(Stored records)
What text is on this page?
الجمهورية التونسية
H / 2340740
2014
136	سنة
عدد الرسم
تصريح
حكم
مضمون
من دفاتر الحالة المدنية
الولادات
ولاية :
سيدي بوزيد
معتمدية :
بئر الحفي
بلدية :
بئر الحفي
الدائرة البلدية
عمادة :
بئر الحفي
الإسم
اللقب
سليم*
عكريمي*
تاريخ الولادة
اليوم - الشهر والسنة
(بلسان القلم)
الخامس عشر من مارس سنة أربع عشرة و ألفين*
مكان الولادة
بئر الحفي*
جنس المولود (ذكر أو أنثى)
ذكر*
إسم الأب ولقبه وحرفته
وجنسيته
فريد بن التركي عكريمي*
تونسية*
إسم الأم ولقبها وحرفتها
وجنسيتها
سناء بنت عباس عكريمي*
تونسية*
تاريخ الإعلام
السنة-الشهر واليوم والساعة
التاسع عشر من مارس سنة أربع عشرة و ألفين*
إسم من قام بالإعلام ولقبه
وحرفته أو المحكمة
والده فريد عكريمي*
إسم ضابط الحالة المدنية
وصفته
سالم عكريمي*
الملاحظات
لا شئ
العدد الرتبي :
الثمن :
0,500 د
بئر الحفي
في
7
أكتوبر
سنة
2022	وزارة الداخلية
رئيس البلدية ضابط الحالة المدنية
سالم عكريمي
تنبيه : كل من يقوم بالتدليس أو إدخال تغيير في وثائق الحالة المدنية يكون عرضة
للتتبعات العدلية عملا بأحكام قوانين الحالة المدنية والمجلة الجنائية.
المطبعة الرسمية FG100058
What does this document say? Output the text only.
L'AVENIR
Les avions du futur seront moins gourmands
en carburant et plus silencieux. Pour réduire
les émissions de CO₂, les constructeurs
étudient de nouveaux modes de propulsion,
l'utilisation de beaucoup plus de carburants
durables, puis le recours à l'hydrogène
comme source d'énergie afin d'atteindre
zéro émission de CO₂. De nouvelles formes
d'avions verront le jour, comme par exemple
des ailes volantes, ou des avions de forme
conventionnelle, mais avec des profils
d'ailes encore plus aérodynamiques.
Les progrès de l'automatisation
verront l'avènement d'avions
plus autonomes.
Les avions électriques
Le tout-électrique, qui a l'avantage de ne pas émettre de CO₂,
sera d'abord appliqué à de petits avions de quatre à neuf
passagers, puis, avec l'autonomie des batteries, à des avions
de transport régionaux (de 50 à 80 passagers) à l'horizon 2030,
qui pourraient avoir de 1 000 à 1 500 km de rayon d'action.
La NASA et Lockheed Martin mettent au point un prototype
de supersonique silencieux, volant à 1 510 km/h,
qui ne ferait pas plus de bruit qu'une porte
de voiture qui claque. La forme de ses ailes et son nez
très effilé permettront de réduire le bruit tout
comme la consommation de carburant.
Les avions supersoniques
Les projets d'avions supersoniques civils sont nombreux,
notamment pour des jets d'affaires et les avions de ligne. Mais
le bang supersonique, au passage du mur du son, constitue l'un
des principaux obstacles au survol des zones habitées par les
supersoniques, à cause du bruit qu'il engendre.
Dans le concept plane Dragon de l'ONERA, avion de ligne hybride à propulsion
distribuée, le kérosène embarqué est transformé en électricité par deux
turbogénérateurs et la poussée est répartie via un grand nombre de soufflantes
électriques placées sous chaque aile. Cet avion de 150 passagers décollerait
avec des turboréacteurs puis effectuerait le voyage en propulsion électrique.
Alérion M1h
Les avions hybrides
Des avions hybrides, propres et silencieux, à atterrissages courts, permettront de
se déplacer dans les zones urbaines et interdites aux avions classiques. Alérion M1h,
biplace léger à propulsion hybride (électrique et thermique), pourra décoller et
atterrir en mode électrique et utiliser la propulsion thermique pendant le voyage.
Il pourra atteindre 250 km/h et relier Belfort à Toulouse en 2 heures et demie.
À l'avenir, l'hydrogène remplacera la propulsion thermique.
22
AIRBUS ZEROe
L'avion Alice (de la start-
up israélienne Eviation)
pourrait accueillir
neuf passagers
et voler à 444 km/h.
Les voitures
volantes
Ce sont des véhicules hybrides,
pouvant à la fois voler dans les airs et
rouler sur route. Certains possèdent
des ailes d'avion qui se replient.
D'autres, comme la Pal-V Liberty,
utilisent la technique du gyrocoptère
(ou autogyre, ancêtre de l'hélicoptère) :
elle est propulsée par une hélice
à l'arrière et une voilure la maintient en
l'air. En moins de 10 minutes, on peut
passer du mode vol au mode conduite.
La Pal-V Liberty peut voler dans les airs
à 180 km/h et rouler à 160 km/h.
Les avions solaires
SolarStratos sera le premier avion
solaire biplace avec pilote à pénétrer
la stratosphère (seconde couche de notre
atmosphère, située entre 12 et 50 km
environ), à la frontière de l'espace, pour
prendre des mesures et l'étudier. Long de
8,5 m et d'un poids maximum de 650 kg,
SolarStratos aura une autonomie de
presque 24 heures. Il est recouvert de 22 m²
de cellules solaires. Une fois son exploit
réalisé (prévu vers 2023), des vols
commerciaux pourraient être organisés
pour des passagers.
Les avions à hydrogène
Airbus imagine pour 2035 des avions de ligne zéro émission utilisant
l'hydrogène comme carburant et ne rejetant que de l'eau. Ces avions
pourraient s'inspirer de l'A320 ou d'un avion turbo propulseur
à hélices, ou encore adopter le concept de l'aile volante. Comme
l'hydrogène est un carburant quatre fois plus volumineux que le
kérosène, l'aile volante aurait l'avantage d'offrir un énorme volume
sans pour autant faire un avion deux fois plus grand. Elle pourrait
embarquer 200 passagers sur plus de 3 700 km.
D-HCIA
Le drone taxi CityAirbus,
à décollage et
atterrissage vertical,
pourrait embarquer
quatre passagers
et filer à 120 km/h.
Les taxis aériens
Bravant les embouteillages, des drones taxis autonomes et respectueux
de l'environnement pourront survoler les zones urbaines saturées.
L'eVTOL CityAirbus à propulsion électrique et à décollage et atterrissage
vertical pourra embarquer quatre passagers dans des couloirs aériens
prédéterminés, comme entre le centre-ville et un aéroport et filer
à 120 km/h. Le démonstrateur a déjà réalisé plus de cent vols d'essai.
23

◆ GIVEN INSTRUCTION ◆
Supply the count of lines in the entries that contain the word "Alérion", and nothing besides.

◆ RIGHT ANSWER ◆
2